(Structured figure records)
===

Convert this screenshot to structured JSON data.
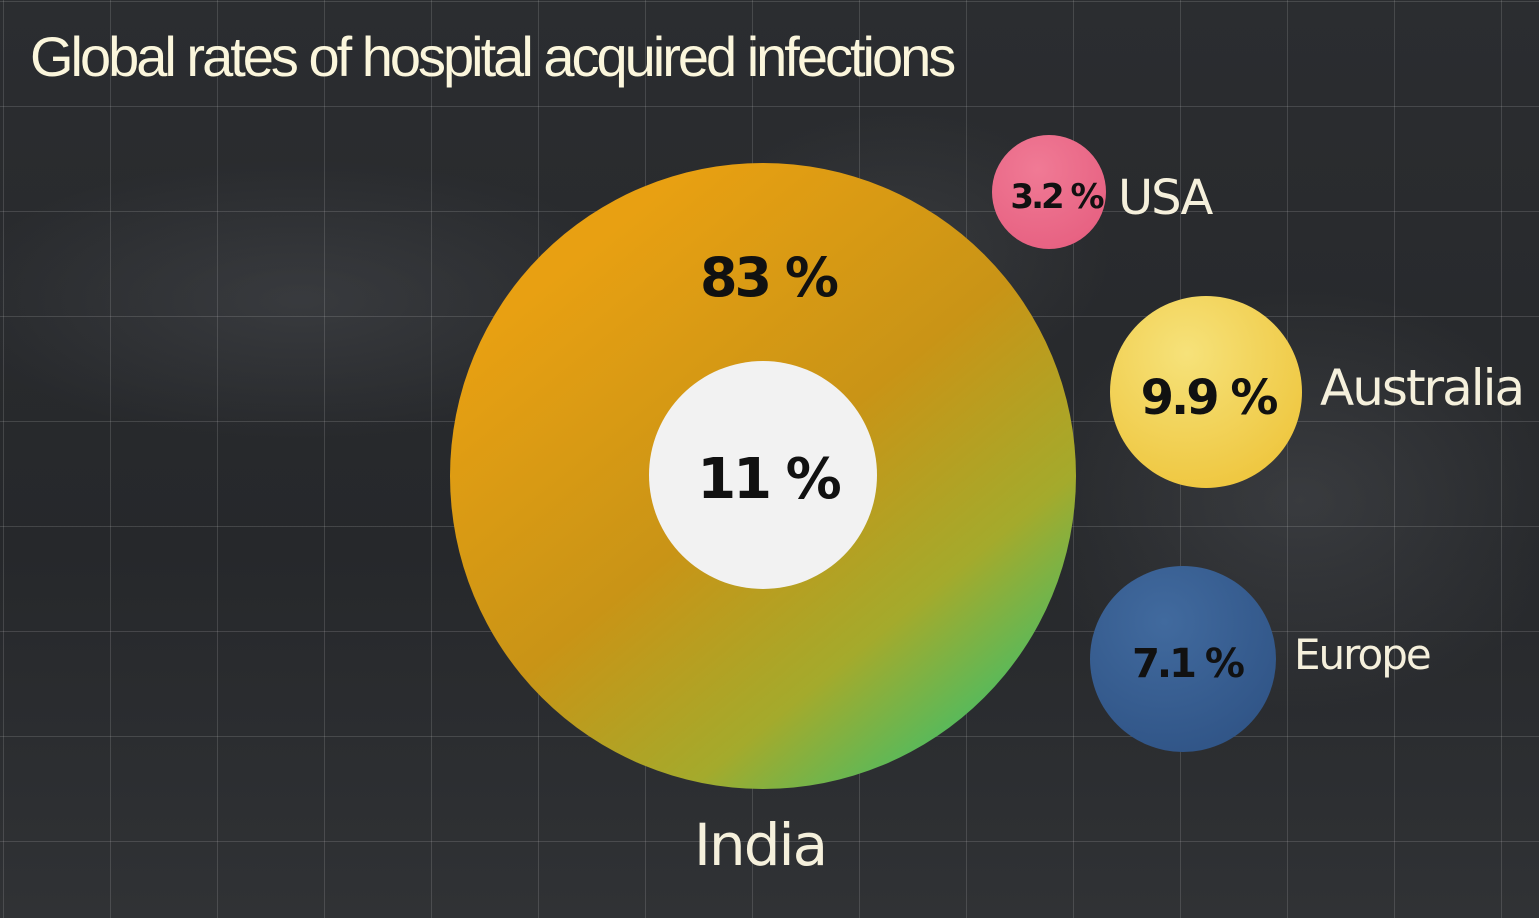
{
  "chart_data": {
    "type": "bubble",
    "title": "Global rates of hospital acquired infections",
    "series": [
      {
        "name": "India",
        "value_label": "83 %",
        "value": 83,
        "inner_value_label": "11 %",
        "inner_value": 11,
        "color": "#e8a012",
        "color_end": "#3fbf6a"
      },
      {
        "name": "USA",
        "value_label": "3.2 %",
        "value": 3.2,
        "color": "#ec6e8c"
      },
      {
        "name": "Australia",
        "value_label": "9.9 %",
        "value": 9.9,
        "color": "#f2d24f"
      },
      {
        "name": "Europe",
        "value_label": "7.1 %",
        "value": 7.1,
        "color": "#3a5f94"
      }
    ],
    "inner_color": "#f2f2f2",
    "grid": true
  }
}
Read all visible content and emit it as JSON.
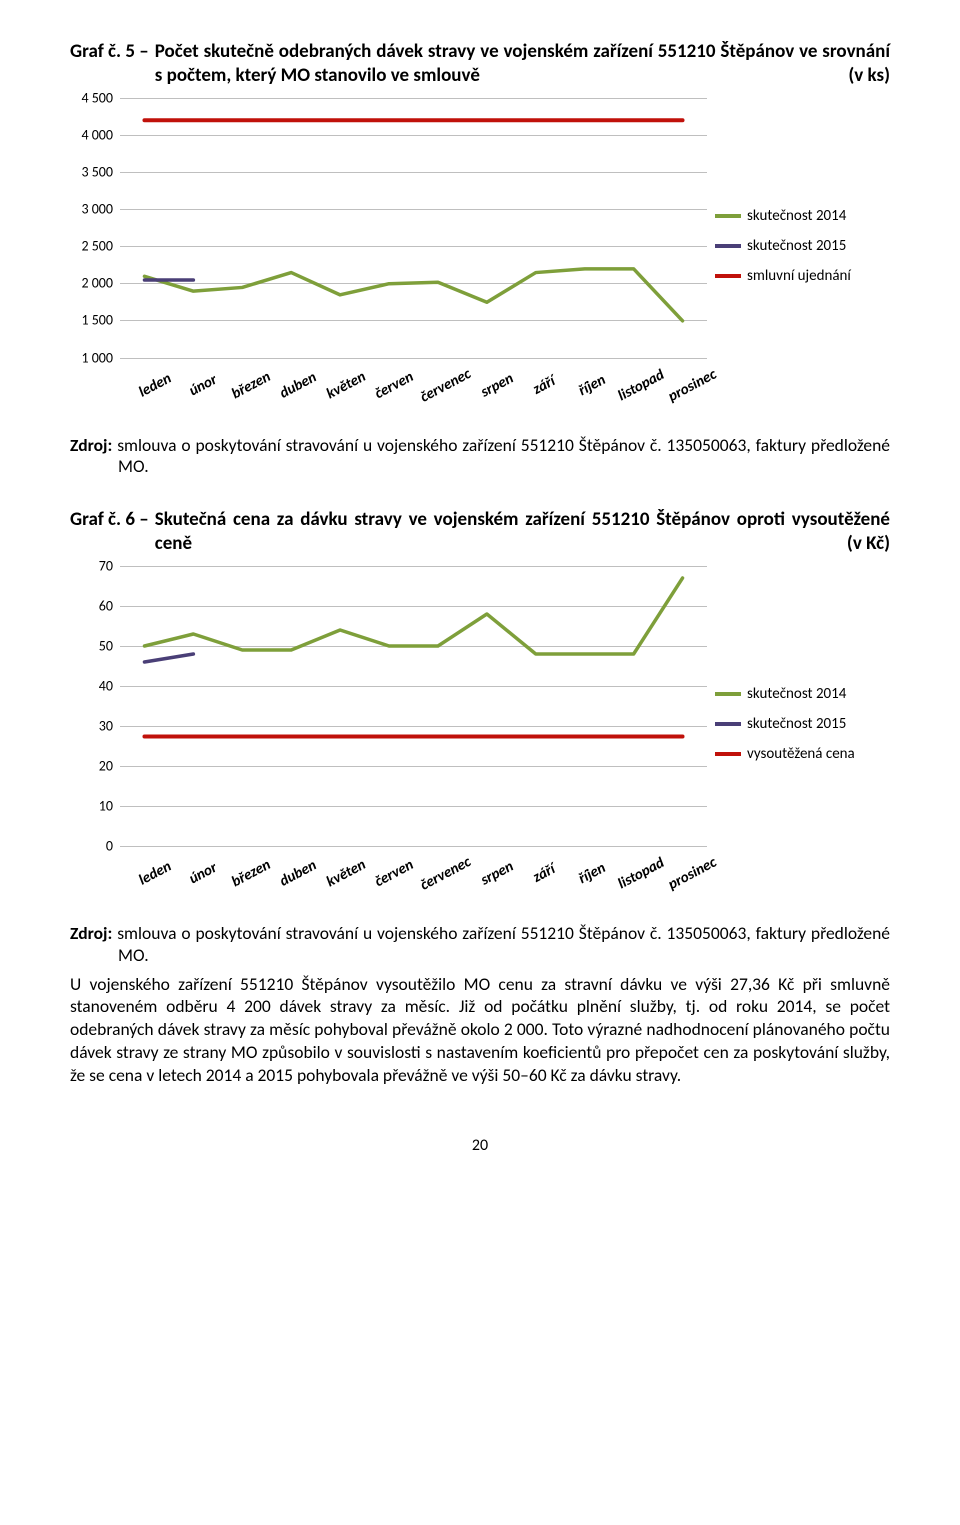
{
  "months": [
    "leden",
    "únor",
    "březen",
    "duben",
    "květen",
    "červen",
    "červenec",
    "srpen",
    "září",
    "říjen",
    "listopad",
    "prosinec"
  ],
  "chart5": {
    "title_label": "Graf č. 5 – ",
    "title_text": "Počet skutečně odebraných dávek stravy ve vojenském zařízení 551210 Štěpánov ve srovnání s počtem, který MO stanovilo ve smlouvě",
    "title_unit": "(v ks)",
    "type": "line",
    "ylim": [
      1000,
      4500
    ],
    "ytick_step": 500,
    "yticks": [
      "1 000",
      "1 500",
      "2 000",
      "2 500",
      "3 000",
      "3 500",
      "4 000",
      "4 500"
    ],
    "series": {
      "sk2014": {
        "color": "#7e9f3a",
        "width": 3.5,
        "values": [
          2100,
          1900,
          1950,
          2150,
          1850,
          2000,
          2020,
          1750,
          2150,
          2200,
          2200,
          1500
        ]
      },
      "sk2015": {
        "color": "#4a3f77",
        "width": 3.5,
        "values": [
          2050,
          2050,
          null,
          null,
          null,
          null,
          null,
          null,
          null,
          null,
          null,
          null
        ]
      },
      "smlouva": {
        "color": "#c0110a",
        "width": 4,
        "values": [
          4200,
          4200,
          4200,
          4200,
          4200,
          4200,
          4200,
          4200,
          4200,
          4200,
          4200,
          4200
        ]
      }
    },
    "legend": [
      {
        "label": "skutečnost 2014",
        "color": "#7e9f3a"
      },
      {
        "label": "skutečnost 2015",
        "color": "#4a3f77"
      },
      {
        "label": "smluvní ujednání",
        "color": "#c0110a"
      }
    ],
    "grid_color": "#bfbfbf",
    "background": "#ffffff"
  },
  "source5_label": "Zdroj:",
  "source5_text": " smlouva o poskytování stravování u vojenského zařízení 551210 Štěpánov č. 135050063, faktury předložené MO.",
  "chart6": {
    "title_label": "Graf č. 6 – ",
    "title_text": "Skutečná cena za dávku stravy ve vojenském zařízení 551210 Štěpánov oproti vysoutěžené ceně",
    "title_unit": "(v Kč)",
    "type": "line",
    "ylim": [
      0,
      70
    ],
    "ytick_step": 10,
    "yticks": [
      "0",
      "10",
      "20",
      "30",
      "40",
      "50",
      "60",
      "70"
    ],
    "series": {
      "sk2014": {
        "color": "#7e9f3a",
        "width": 3.5,
        "values": [
          50,
          53,
          49,
          49,
          54,
          50,
          50,
          58,
          48,
          48,
          48,
          67
        ]
      },
      "sk2015": {
        "color": "#4a3f77",
        "width": 3.5,
        "values": [
          46,
          48,
          null,
          null,
          null,
          null,
          null,
          null,
          null,
          null,
          null,
          null
        ]
      },
      "vysout": {
        "color": "#c0110a",
        "width": 4,
        "values": [
          27.36,
          27.36,
          27.36,
          27.36,
          27.36,
          27.36,
          27.36,
          27.36,
          27.36,
          27.36,
          27.36,
          27.36
        ]
      }
    },
    "legend": [
      {
        "label": "skutečnost 2014",
        "color": "#7e9f3a"
      },
      {
        "label": "skutečnost 2015",
        "color": "#4a3f77"
      },
      {
        "label": "vysoutěžená cena",
        "color": "#c0110a"
      }
    ],
    "grid_color": "#bfbfbf",
    "background": "#ffffff"
  },
  "source6_label": "Zdroj:",
  "source6_text": " smlouva o poskytování stravování u vojenského zařízení 551210 Štěpánov č. 135050063, faktury předložené MO.",
  "body_paragraph": "U vojenského zařízení 551210 Štěpánov vysoutěžilo MO cenu za stravní dávku ve výši 27,36 Kč při smluvně stanoveném odběru 4 200 dávek stravy za měsíc. Již od počátku plnění služby, tj. od roku 2014, se počet odebraných dávek stravy za měsíc pohyboval převážně okolo 2 000. Toto výrazné nadhodnocení plánovaného počtu dávek stravy ze strany MO způsobilo v souvislosti s nastavením koeficientů pro přepočet cen za poskytování služby, že se cena v letech 2014 a 2015 pohybovala převážně ve výši 50–60 Kč za dávku stravy.",
  "page_number": "20"
}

===

## WHAT IS NEEDED
Note each line of the entries that has "Zdroj" in it, and copy those lines.

## RESULT FOR THIS EXERCISE
  "source5_label": "Zdroj:",
  "source6_label": "Zdroj:",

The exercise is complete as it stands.